* [Task directions]: The only thing to report is how many lines of the data contain the word "Clinical".

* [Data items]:
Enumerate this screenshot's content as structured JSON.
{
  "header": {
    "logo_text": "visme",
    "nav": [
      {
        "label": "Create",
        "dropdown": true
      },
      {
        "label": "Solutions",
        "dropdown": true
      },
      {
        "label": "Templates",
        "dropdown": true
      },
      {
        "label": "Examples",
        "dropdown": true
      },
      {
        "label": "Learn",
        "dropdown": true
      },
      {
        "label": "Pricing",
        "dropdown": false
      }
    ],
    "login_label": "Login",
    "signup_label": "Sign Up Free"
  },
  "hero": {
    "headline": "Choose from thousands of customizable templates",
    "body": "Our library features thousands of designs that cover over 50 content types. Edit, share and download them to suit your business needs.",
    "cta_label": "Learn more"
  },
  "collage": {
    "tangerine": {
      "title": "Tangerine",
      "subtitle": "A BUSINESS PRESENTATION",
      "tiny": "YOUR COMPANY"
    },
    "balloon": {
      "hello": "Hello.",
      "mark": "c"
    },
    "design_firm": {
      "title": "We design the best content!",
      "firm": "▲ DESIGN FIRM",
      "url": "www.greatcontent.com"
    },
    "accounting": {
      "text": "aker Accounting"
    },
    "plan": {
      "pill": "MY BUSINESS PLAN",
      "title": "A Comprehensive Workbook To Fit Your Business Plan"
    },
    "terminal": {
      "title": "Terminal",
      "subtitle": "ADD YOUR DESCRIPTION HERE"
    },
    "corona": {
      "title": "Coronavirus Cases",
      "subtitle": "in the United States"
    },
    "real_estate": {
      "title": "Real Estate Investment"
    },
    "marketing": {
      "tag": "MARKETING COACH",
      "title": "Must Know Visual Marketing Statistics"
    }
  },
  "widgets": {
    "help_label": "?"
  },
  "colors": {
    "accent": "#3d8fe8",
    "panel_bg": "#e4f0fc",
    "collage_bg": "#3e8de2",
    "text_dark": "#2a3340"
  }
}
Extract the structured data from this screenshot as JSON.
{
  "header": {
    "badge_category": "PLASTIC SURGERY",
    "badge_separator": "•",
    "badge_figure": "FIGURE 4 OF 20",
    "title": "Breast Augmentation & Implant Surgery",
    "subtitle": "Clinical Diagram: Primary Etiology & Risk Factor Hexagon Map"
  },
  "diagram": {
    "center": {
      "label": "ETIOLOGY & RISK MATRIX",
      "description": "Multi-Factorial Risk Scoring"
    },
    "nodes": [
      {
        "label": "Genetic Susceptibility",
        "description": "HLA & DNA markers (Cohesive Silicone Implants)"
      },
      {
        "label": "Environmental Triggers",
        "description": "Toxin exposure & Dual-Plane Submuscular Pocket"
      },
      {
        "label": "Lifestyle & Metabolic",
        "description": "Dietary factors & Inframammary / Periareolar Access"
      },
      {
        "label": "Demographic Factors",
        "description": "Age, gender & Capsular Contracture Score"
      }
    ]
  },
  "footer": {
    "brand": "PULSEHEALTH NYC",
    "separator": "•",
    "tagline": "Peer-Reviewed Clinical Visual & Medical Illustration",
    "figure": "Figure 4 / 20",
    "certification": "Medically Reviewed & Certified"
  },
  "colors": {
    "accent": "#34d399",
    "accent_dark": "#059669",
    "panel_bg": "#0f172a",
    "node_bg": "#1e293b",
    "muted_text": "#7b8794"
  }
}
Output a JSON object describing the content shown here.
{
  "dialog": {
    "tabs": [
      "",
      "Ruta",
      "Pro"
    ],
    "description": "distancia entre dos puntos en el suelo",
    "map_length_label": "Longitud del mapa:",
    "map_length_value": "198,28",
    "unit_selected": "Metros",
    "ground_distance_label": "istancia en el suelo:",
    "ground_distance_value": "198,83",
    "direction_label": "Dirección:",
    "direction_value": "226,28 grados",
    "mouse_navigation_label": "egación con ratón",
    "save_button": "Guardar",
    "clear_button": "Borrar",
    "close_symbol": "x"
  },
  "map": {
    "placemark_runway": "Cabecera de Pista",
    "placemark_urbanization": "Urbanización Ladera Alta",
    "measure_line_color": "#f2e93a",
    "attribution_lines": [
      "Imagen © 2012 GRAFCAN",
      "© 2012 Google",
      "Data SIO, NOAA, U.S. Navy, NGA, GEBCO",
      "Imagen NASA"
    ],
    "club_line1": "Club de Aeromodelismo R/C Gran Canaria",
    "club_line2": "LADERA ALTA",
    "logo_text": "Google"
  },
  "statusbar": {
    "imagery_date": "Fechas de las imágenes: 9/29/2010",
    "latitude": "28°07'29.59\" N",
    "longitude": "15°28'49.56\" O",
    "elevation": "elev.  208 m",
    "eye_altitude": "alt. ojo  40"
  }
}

* [Response to this exercise]: 2